§ Dataset excerpt:
· · · ·

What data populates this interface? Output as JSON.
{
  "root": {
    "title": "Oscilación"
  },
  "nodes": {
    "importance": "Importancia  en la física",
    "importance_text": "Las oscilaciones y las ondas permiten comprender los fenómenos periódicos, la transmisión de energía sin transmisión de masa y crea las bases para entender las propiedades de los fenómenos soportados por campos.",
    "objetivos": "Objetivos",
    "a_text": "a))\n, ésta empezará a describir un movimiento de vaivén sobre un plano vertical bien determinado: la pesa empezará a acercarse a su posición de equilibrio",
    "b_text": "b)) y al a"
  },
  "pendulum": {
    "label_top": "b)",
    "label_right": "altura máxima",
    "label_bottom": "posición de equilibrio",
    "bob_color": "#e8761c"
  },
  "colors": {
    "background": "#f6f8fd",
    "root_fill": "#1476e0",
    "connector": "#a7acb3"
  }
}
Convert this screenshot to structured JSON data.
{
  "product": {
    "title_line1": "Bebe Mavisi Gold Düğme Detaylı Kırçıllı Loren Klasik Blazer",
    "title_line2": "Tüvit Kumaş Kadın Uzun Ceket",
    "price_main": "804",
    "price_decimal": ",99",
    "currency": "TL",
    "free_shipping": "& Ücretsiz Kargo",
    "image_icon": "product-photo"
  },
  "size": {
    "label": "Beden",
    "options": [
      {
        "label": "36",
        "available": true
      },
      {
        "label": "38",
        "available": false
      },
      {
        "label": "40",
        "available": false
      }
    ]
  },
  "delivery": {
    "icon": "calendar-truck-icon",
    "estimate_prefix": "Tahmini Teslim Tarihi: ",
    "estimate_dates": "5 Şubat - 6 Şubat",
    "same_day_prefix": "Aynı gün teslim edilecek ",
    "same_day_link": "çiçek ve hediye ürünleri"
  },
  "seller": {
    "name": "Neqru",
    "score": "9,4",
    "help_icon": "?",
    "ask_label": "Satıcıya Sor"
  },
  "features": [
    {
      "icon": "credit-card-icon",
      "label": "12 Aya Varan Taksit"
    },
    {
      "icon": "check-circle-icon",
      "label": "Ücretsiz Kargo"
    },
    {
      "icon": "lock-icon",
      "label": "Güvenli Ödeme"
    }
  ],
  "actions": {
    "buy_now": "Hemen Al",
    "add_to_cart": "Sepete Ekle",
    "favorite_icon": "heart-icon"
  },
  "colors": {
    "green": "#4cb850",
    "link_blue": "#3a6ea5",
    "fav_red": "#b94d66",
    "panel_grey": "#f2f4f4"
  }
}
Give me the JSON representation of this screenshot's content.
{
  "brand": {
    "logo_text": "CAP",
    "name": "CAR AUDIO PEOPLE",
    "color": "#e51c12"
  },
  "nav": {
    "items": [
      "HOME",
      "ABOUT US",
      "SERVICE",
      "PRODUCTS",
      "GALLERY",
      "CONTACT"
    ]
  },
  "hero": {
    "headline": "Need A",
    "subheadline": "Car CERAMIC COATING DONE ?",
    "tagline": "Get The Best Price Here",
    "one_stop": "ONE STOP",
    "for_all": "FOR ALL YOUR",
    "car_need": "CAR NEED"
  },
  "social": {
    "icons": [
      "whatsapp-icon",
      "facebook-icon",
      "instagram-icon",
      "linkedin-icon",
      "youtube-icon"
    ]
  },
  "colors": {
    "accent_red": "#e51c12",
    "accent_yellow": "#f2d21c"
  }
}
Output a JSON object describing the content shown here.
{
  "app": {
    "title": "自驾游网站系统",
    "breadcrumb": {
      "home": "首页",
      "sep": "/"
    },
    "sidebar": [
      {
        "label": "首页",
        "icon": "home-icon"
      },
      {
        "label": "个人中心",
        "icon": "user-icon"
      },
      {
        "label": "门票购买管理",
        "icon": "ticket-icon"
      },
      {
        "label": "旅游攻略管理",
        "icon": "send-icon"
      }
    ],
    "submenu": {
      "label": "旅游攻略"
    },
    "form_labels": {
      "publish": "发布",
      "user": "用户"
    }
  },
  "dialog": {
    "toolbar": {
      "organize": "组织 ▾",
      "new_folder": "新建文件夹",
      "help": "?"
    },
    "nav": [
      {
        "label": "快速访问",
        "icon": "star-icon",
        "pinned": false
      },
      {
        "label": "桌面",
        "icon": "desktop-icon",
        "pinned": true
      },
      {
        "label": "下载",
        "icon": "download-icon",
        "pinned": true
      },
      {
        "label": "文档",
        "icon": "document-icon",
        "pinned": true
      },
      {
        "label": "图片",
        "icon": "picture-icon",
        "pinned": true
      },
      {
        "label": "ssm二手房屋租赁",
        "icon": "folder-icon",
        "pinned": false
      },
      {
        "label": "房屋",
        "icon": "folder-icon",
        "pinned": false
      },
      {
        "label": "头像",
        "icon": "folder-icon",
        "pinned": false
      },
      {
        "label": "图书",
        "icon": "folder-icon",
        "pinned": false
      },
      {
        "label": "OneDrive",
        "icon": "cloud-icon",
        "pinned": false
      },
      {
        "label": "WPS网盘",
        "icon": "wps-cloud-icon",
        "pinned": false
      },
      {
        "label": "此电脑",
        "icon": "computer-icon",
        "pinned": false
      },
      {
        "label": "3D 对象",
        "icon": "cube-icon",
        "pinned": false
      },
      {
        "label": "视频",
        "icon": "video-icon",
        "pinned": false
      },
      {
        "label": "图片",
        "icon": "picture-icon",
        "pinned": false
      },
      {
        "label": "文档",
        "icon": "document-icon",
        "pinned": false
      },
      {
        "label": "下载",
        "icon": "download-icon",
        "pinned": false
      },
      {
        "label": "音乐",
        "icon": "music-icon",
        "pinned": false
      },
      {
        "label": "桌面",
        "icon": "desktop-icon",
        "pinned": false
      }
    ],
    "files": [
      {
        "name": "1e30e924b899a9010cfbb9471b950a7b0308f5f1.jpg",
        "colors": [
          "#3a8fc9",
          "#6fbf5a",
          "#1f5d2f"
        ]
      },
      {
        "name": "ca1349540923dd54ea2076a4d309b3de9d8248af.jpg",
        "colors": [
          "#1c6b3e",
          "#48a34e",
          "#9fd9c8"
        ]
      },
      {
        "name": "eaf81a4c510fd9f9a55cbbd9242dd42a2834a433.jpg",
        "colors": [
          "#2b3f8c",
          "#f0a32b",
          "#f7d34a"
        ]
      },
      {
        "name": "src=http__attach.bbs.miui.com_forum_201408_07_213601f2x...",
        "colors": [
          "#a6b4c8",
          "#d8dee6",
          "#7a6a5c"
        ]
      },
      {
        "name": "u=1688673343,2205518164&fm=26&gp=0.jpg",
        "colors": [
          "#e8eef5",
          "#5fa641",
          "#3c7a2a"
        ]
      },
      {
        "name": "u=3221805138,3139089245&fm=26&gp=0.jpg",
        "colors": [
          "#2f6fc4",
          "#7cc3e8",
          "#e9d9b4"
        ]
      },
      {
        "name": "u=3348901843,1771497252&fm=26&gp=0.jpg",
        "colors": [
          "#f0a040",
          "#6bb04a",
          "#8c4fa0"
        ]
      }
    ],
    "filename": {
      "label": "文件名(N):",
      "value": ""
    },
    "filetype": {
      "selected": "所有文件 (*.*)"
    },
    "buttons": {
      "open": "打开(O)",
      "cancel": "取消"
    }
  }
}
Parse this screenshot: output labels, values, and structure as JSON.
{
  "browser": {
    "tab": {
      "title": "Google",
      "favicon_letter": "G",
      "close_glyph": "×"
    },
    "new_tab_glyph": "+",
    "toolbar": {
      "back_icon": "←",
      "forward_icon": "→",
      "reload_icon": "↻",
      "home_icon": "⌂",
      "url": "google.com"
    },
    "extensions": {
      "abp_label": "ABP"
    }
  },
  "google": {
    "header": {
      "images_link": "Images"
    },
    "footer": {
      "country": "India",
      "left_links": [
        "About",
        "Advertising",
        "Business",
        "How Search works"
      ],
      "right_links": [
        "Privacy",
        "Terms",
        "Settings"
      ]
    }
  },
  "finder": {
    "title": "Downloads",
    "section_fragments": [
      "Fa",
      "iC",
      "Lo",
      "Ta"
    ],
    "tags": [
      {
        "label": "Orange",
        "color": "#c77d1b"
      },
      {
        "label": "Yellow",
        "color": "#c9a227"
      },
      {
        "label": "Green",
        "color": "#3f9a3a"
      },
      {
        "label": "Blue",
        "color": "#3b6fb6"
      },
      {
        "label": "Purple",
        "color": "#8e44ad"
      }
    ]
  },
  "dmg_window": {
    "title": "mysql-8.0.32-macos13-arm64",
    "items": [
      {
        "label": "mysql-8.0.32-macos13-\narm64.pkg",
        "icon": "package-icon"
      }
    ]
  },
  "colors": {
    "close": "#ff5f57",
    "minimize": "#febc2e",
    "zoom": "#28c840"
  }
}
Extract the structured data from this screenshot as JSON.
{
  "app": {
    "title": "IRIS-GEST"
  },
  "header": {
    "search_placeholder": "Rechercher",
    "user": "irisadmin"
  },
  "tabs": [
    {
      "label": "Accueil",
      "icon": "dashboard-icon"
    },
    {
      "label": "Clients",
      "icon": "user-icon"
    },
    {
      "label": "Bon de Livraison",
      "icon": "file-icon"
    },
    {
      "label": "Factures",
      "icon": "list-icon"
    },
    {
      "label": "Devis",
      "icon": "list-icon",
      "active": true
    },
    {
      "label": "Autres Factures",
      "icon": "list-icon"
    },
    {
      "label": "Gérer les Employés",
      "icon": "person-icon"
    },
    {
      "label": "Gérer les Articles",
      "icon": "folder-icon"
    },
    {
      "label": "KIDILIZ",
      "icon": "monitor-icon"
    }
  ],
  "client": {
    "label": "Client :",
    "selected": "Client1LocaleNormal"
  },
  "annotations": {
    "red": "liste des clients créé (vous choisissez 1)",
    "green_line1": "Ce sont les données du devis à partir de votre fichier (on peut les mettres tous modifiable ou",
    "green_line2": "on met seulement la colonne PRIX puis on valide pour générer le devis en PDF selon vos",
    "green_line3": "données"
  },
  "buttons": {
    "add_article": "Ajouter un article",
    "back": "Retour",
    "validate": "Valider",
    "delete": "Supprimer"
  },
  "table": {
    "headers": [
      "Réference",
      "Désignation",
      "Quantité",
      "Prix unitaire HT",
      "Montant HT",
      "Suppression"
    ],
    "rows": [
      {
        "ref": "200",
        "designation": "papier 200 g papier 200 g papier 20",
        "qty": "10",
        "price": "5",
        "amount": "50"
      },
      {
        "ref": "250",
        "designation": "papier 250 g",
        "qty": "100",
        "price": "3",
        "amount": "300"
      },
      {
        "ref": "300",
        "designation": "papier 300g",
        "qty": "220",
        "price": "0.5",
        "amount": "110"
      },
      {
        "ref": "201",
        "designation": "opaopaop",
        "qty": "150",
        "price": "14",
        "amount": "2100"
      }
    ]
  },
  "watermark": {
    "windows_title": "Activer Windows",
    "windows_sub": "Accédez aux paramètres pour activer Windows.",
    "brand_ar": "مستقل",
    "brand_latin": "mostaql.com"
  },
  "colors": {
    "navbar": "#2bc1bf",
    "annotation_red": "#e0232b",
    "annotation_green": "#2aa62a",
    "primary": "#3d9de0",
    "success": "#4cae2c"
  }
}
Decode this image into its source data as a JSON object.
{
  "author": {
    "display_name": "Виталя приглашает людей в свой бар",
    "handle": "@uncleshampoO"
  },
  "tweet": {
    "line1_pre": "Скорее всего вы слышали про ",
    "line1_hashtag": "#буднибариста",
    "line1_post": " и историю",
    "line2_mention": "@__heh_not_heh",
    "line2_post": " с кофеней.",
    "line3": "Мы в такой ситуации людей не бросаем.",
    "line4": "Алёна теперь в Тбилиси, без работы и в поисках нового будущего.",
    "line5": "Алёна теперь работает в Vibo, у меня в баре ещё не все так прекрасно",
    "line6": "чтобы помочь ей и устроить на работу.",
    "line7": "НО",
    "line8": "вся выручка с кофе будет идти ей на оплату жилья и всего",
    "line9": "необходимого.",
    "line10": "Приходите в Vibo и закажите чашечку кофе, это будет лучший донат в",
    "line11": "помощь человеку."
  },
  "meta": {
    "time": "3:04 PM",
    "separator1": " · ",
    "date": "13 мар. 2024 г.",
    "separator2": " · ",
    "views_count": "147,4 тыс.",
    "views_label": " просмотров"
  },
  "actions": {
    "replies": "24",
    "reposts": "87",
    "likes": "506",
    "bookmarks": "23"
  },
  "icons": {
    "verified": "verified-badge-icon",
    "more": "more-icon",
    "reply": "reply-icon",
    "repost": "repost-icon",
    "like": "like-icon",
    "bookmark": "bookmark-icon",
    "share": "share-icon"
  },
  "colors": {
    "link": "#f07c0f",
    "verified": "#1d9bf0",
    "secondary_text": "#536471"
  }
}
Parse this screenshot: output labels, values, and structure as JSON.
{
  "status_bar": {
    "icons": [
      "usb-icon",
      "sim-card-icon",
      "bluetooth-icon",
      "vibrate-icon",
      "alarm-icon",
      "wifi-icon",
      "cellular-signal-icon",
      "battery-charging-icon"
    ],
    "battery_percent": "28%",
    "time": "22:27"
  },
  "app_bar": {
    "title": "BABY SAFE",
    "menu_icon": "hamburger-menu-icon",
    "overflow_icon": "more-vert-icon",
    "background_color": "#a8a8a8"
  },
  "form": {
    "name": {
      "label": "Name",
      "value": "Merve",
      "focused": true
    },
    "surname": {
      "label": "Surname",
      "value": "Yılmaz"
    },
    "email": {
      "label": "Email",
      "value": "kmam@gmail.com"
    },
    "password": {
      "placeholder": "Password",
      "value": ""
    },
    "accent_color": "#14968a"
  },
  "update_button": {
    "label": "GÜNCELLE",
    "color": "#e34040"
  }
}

· · · ·

§ REQUIREMENTS:
Which lines in the data above contain "Kargo"? Show each one.

§ FULL ANSWER:
    "free_shipping": "& Ücretsiz Kargo",
      "label": "Ücretsiz Kargo"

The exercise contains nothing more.